======== GIVEN RECORDS ========
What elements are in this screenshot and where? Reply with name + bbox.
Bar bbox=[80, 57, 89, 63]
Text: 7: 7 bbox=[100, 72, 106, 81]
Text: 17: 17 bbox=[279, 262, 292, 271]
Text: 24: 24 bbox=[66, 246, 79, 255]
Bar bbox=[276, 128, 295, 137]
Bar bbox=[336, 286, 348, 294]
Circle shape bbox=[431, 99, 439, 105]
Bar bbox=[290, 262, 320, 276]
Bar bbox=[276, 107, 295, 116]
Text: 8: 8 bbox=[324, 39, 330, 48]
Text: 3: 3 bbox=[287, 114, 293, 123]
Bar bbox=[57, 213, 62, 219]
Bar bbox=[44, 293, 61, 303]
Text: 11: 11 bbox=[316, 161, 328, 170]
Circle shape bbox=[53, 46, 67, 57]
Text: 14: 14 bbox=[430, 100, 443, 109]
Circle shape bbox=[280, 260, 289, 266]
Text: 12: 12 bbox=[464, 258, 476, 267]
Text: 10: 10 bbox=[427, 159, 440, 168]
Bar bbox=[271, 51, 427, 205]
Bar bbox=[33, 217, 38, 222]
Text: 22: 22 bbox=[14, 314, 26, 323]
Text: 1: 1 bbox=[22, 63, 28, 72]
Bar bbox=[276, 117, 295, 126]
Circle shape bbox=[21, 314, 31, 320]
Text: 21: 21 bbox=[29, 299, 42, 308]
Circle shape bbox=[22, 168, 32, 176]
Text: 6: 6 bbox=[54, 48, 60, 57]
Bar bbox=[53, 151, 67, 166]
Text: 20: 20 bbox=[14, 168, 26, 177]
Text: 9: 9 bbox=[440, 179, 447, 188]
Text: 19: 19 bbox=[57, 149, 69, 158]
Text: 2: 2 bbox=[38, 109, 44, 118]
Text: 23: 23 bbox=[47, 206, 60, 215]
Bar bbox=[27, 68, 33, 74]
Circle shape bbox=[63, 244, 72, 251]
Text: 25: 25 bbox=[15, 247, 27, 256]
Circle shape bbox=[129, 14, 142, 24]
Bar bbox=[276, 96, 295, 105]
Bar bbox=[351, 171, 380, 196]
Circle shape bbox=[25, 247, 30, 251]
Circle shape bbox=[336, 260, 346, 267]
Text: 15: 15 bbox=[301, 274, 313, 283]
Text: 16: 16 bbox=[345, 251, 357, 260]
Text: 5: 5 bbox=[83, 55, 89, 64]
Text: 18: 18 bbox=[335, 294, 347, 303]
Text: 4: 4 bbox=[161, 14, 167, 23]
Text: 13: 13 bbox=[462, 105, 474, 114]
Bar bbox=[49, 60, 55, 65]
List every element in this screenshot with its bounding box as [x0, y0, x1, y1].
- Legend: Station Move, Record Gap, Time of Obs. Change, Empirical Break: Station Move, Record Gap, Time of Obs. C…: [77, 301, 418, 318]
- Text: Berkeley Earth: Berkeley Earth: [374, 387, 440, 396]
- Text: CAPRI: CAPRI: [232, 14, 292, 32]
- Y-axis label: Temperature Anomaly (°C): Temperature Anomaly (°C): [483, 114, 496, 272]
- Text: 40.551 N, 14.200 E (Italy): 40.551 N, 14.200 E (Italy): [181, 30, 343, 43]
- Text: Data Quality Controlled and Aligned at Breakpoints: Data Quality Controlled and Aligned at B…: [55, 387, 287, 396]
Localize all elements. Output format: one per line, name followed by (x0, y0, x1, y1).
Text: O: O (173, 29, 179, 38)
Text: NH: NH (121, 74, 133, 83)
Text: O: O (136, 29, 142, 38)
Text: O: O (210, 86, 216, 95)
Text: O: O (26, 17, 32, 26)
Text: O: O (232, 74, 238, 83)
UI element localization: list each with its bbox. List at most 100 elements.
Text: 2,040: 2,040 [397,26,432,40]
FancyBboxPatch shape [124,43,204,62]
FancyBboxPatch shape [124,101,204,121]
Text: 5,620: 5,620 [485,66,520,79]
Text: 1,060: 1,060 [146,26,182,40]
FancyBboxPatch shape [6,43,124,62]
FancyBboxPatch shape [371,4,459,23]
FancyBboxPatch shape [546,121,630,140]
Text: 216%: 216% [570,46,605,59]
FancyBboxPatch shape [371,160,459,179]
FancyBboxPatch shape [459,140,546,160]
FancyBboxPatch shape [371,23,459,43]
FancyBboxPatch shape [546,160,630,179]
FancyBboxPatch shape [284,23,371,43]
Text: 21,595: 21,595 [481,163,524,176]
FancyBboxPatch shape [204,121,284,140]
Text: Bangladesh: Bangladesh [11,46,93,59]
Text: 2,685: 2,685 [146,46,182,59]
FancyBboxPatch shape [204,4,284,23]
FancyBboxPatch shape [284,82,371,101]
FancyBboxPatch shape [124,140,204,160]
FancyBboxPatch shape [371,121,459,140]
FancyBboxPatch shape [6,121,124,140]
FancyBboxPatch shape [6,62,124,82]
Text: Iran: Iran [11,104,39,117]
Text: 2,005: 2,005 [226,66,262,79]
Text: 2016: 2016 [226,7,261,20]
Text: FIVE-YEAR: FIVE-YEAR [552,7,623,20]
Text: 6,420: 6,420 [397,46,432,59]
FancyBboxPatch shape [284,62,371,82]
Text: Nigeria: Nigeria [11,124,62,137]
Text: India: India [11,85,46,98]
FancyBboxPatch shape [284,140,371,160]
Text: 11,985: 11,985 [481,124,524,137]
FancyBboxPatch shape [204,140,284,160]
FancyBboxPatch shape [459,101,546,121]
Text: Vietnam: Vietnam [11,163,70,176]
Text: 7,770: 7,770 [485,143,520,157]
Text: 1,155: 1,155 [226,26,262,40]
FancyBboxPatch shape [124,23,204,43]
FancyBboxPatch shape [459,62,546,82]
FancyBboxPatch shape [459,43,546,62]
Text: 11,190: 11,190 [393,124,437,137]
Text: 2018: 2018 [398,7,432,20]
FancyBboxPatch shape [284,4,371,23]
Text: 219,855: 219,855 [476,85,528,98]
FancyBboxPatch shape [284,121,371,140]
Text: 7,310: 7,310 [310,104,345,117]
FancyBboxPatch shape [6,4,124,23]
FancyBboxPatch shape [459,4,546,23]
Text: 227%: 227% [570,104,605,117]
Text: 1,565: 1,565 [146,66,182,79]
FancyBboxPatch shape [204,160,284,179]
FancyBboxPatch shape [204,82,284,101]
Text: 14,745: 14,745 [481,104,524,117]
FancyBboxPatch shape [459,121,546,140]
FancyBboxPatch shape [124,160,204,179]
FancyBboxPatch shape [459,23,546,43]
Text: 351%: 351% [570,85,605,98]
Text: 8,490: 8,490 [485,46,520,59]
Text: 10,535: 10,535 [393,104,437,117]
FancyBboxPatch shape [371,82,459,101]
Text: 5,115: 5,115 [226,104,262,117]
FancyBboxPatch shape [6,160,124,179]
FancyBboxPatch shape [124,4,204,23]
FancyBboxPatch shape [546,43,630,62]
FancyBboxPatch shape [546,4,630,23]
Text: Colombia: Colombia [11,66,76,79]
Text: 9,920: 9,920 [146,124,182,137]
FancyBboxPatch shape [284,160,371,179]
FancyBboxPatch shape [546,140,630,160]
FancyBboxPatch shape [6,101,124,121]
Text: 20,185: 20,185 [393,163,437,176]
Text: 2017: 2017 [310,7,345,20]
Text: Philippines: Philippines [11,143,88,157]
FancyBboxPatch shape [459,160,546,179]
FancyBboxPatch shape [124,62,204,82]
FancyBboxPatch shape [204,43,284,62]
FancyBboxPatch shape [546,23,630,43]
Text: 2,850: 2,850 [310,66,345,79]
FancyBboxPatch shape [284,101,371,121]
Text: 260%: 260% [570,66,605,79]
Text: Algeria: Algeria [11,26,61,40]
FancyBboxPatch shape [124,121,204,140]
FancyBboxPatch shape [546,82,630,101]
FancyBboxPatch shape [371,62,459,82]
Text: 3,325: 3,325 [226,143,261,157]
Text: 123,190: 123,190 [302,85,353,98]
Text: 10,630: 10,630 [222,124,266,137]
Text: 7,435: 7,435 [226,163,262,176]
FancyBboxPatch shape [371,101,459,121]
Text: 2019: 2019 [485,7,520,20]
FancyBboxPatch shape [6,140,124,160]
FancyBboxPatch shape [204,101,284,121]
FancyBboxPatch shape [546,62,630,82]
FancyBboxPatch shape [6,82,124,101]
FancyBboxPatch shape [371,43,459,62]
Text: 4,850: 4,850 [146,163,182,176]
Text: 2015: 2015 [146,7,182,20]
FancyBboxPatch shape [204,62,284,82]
========
**WORK TO COMPLETE**
Give the lines of the data as a JSON list of strings, one string per line with blank lines omitted, starting at the first line of the data and ending at the line containing "Text: 21: 21 bbox=[29, 299, 42, 308]".

**THE SOLUTION**
[
  "What elements are in this screenshot and where? Reply with name + bbox.",
  "Bar bbox=[80, 57, 89, 63]",
  "Text: 7: 7 bbox=[100, 72, 106, 81]",
  "Text: 17: 17 bbox=[279, 262, 292, 271]",
  "Text: 24: 24 bbox=[66, 246, 79, 255]",
  "Bar bbox=[276, 128, 295, 137]",
  "Bar bbox=[336, 286, 348, 294]",
  "Circle shape bbox=[431, 99, 439, 105]",
  "Bar bbox=[290, 262, 320, 276]",
  "Bar bbox=[276, 107, 295, 116]",
  "Text: 8: 8 bbox=[324, 39, 330, 48]",
  "Text: 3: 3 bbox=[287, 114, 293, 123]",
  "Bar bbox=[57, 213, 62, 219]",
  "Bar bbox=[44, 293, 61, 303]",
  "Text: 11: 11 bbox=[316, 161, 328, 170]",
  "Circle shape bbox=[53, 46, 67, 57]",
  "Text: 14: 14 bbox=[430, 100, 443, 109]",
  "Circle shape bbox=[280, 260, 289, 266]",
  "Text: 12: 12 bbox=[464, 258, 476, 267]",
  "Text: 10: 10 bbox=[427, 159, 440, 168]",
  "Bar bbox=[271, 51, 427, 205]",
  "Bar bbox=[33, 217, 38, 222]",
  "Text: 22: 22 bbox=[14, 314, 26, 323]",
  "Text: 1: 1 bbox=[22, 63, 28, 72]",
  "Bar bbox=[276, 117, 295, 126]",
  "Circle shape bbox=[21, 314, 31, 320]",
  "Text: 21: 21 bbox=[29, 299, 42, 308]"
]